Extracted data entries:
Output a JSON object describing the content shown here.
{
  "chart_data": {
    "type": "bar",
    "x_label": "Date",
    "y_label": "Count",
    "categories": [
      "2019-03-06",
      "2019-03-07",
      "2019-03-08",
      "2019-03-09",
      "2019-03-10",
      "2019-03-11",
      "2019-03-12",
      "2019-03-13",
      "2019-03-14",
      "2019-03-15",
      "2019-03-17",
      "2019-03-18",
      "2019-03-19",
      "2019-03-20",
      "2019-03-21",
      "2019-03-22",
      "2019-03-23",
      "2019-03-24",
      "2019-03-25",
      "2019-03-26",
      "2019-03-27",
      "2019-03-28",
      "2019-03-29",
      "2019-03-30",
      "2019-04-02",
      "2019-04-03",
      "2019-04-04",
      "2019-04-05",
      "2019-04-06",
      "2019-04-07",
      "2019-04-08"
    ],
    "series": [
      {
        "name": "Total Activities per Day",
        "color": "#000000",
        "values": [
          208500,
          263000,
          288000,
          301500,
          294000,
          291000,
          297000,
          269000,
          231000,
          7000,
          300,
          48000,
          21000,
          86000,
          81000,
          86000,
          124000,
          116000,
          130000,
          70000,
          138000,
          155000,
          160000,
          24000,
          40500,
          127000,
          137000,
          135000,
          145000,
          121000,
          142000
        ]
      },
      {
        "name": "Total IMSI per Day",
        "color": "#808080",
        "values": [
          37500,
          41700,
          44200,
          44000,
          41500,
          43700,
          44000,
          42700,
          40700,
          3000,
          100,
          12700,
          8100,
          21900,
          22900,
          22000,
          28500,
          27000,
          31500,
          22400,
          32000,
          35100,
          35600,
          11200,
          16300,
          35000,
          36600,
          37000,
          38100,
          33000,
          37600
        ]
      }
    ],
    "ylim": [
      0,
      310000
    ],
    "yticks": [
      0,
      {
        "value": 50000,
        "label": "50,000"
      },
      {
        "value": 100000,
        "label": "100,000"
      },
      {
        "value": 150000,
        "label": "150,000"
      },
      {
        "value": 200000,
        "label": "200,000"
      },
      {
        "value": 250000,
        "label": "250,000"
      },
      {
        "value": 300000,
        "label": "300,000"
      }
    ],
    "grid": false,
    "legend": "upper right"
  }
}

WRITTEN EXERCISE: The whole listing above needs to be written out again exactly.

COMPLETE RESPONSE:
Output a JSON object describing the content shown here.
{
  "chart_data": {
    "type": "bar",
    "x_label": "Date",
    "y_label": "Count",
    "categories": [
      "2019-03-06",
      "2019-03-07",
      "2019-03-08",
      "2019-03-09",
      "2019-03-10",
      "2019-03-11",
      "2019-03-12",
      "2019-03-13",
      "2019-03-14",
      "2019-03-15",
      "2019-03-17",
      "2019-03-18",
      "2019-03-19",
      "2019-03-20",
      "2019-03-21",
      "2019-03-22",
      "2019-03-23",
      "2019-03-24",
      "2019-03-25",
      "2019-03-26",
      "2019-03-27",
      "2019-03-28",
      "2019-03-29",
      "2019-03-30",
      "2019-04-02",
      "2019-04-03",
      "2019-04-04",
      "2019-04-05",
      "2019-04-06",
      "2019-04-07",
      "2019-04-08"
    ],
    "series": [
      {
        "name": "Total Activities per Day",
        "color": "#000000",
        "values": [
          208500,
          263000,
          288000,
          301500,
          294000,
          291000,
          297000,
          269000,
          231000,
          7000,
          300,
          48000,
          21000,
          86000,
          81000,
          86000,
          124000,
          116000,
          130000,
          70000,
          138000,
          155000,
          160000,
          24000,
          40500,
          127000,
          137000,
          135000,
          145000,
          121000,
          142000
        ]
      },
      {
        "name": "Total IMSI per Day",
        "color": "#808080",
        "values": [
          37500,
          41700,
          44200,
          44000,
          41500,
          43700,
          44000,
          42700,
          40700,
          3000,
          100,
          12700,
          8100,
          21900,
          22900,
          22000,
          28500,
          27000,
          31500,
          22400,
          32000,
          35100,
          35600,
          11200,
          16300,
          35000,
          36600,
          37000,
          38100,
          33000,
          37600
        ]
      }
    ],
    "ylim": [
      0,
      310000
    ],
    "yticks": [
      0,
      {
        "value": 50000,
        "label": "50,000"
      },
      {
        "value": 100000,
        "label": "100,000"
      },
      {
        "value": 150000,
        "label": "150,000"
      },
      {
        "value": 200000,
        "label": "200,000"
      },
      {
        "value": 250000,
        "label": "250,000"
      },
      {
        "value": 300000,
        "label": "300,000"
      }
    ],
    "grid": false,
    "legend": "upper right"
  }
}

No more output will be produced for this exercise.